Problem statement -
Copy out each line containing "that" from the entries below.

Dataset excerpts -
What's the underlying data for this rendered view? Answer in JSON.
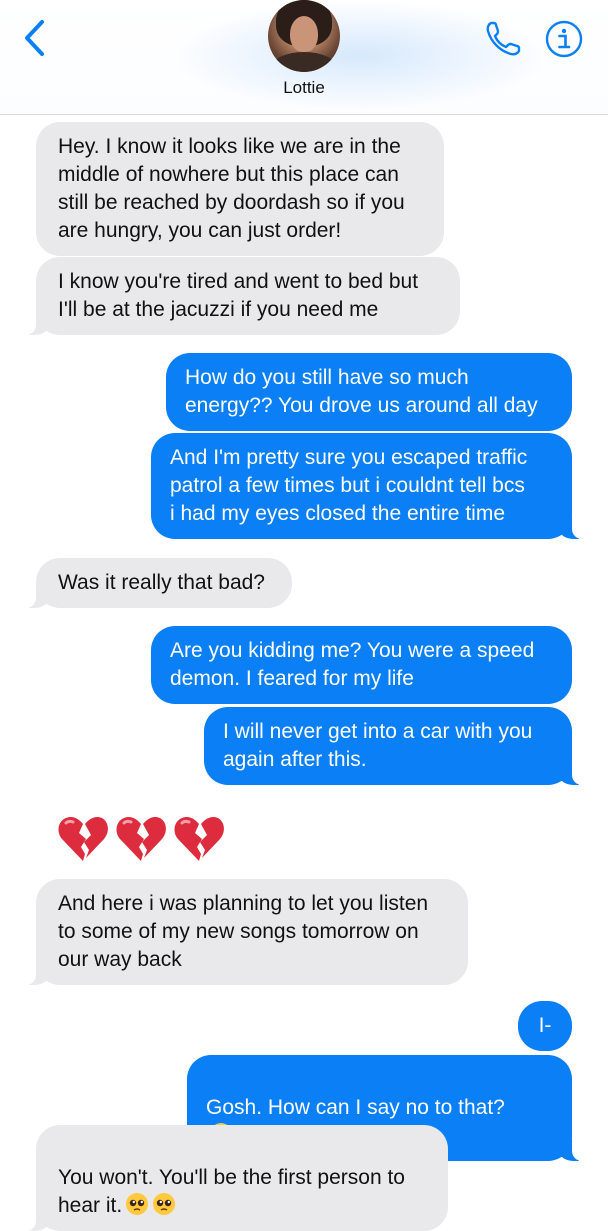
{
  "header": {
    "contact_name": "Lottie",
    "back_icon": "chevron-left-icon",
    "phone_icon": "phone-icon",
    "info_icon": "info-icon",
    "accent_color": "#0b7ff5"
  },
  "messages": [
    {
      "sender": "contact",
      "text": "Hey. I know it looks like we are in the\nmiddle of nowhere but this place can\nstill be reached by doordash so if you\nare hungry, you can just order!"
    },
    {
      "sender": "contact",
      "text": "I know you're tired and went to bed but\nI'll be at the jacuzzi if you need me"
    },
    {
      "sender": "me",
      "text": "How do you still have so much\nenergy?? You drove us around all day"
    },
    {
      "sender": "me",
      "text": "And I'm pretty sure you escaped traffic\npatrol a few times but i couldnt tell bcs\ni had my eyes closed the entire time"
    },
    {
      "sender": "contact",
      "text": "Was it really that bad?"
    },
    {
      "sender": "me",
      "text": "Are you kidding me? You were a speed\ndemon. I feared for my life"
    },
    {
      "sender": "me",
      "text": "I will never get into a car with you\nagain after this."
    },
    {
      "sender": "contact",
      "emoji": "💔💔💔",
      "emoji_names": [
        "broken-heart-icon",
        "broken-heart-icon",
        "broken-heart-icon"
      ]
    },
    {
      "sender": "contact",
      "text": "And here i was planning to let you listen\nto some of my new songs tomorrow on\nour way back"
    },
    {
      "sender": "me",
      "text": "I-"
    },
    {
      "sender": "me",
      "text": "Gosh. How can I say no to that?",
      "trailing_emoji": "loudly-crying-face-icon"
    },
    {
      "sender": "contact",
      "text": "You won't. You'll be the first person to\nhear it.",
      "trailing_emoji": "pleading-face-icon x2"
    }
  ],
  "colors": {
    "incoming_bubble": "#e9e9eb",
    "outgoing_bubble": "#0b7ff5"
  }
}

Response -
      "text": "Was it really that bad?"
      "text": "Gosh. How can I say no to that?",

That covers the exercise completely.